**Task statement**
Find the string "是假命题" in the data, then copy every line where it is found.

((

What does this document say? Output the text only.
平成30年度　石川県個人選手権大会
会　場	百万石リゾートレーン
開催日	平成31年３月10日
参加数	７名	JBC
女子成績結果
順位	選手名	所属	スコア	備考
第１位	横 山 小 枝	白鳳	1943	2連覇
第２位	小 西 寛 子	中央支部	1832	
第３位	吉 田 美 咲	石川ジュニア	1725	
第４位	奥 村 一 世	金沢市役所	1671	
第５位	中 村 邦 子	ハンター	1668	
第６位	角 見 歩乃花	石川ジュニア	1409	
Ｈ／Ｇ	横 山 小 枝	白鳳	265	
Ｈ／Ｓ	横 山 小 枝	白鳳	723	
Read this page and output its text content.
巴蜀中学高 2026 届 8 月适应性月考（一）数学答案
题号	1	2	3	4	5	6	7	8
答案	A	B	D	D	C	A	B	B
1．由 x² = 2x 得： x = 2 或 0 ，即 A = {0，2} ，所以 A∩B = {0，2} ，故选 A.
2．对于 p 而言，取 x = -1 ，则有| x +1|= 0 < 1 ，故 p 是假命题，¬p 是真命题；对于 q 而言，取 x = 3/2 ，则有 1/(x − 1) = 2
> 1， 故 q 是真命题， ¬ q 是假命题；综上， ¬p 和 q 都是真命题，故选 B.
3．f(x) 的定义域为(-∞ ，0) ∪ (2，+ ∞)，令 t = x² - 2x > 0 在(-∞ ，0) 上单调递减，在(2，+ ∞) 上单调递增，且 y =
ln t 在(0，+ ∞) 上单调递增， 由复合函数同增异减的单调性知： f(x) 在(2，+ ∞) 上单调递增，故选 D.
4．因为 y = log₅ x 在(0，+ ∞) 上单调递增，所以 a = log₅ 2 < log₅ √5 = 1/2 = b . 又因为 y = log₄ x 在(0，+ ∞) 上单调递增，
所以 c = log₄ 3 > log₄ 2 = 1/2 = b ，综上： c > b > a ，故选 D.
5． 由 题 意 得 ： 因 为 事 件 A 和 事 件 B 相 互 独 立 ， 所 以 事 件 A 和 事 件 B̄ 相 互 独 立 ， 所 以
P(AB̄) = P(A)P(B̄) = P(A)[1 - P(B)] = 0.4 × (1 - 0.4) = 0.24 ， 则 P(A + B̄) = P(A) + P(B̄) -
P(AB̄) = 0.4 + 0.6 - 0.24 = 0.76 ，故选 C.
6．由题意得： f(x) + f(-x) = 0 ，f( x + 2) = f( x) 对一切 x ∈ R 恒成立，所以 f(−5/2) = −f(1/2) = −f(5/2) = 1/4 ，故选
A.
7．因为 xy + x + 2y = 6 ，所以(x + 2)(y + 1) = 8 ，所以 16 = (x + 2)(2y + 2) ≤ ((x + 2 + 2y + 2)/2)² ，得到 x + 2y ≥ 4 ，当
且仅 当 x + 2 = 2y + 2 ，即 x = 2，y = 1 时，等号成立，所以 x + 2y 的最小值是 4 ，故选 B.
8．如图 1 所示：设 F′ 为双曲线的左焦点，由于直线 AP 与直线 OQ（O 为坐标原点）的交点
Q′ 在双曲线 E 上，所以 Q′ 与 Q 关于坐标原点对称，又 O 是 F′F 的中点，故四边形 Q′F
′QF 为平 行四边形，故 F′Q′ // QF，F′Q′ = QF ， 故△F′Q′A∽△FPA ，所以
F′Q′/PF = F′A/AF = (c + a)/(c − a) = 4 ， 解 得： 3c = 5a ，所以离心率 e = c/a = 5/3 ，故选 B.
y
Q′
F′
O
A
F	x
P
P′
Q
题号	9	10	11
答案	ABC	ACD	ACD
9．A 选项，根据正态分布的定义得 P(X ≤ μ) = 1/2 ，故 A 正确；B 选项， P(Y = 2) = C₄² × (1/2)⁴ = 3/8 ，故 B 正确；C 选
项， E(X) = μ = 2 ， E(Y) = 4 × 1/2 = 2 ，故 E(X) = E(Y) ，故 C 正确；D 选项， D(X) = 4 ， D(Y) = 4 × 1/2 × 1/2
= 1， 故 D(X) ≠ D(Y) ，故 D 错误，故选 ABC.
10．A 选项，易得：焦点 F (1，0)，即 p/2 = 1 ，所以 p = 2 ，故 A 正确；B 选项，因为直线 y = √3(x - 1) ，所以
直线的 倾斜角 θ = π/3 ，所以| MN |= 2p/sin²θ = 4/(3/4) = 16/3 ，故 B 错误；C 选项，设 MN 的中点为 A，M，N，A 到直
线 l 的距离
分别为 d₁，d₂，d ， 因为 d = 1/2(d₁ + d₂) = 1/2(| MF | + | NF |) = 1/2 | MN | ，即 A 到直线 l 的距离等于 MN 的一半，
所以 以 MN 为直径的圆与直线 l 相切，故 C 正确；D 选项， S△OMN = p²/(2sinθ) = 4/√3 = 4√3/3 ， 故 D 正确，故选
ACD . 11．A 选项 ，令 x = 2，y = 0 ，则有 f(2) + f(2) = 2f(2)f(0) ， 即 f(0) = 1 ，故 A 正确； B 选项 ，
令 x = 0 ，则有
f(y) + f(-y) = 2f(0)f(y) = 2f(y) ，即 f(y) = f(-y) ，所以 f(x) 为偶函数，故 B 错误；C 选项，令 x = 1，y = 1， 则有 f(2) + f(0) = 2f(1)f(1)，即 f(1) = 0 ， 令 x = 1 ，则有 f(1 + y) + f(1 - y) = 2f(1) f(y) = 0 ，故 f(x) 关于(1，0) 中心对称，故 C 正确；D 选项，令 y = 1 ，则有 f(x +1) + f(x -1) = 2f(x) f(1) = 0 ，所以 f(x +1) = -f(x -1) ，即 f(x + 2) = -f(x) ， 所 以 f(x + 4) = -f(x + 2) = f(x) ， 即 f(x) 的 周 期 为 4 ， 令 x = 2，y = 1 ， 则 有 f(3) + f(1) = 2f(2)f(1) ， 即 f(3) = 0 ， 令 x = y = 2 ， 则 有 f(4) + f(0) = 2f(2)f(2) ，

))

**The output**
2．对于 p 而言，取 x = -1 ，则有| x +1|= 0 < 1 ，故 p 是假命题，¬p 是真命题；对于 q 而言，取 x = 3/2 ，则有 1/(x − 1) = 2
> 1， 故 q 是真命题， ¬ q 是假命题；综上， ¬p 和 q 都是真命题，故选 B.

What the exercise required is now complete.